<<<<
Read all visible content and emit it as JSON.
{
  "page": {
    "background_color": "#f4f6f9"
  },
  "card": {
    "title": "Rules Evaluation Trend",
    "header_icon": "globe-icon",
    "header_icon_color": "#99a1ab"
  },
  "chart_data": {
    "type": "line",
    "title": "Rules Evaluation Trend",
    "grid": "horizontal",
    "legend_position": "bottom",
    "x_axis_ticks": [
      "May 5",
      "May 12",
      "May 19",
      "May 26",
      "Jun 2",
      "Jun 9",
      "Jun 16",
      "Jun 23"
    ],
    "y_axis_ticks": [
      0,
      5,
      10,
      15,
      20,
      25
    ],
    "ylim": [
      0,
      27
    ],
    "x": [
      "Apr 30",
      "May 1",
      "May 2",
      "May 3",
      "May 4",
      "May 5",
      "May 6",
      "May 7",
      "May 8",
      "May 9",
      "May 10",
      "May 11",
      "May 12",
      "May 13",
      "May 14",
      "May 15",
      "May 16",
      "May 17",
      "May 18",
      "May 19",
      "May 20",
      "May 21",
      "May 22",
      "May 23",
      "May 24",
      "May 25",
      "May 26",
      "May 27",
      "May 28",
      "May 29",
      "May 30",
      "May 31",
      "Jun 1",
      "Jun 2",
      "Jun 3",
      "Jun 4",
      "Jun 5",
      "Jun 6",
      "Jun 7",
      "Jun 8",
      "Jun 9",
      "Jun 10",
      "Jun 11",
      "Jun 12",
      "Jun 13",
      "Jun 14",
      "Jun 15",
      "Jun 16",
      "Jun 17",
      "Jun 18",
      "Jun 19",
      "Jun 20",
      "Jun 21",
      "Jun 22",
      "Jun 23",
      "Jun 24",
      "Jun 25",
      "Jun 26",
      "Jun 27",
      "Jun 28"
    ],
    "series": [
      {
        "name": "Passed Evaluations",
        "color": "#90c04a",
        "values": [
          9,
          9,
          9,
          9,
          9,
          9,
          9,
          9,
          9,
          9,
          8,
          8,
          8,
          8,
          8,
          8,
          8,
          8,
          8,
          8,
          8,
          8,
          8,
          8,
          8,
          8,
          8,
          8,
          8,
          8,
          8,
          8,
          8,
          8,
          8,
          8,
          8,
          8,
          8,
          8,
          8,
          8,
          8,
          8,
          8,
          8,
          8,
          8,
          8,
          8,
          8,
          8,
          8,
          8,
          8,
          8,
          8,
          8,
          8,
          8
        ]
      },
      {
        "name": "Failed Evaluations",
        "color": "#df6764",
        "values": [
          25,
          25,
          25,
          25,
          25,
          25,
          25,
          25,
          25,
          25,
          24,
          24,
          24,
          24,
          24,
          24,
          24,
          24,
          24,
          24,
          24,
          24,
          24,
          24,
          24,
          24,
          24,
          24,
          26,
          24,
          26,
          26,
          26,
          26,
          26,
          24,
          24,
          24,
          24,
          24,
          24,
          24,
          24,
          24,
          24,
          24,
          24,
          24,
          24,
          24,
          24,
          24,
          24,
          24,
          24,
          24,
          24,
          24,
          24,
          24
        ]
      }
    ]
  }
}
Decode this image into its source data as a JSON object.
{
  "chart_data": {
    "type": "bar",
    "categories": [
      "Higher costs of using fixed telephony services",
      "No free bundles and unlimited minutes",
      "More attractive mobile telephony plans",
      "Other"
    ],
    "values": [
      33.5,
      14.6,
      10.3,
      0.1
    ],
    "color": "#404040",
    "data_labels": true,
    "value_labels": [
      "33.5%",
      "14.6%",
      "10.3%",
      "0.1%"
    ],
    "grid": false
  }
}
>>>>
What is expected –
Quote, without any change, each line from the one that contains "Decode this image" through the end of the material.

Solution for this exercise –
Decode this image into its source data as a JSON object.
{
  "chart_data": {
    "type": "bar",
    "categories": [
      "Higher costs of using fixed telephony services",
      "No free bundles and unlimited minutes",
      "More attractive mobile telephony plans",
      "Other"
    ],
    "values": [
      33.5,
      14.6,
      10.3,
      0.1
    ],
    "color": "#404040",
    "data_labels": true,
    "value_labels": [
      "33.5%",
      "14.6%",
      "10.3%",
      "0.1%"
    ],
    "grid": false
  }
}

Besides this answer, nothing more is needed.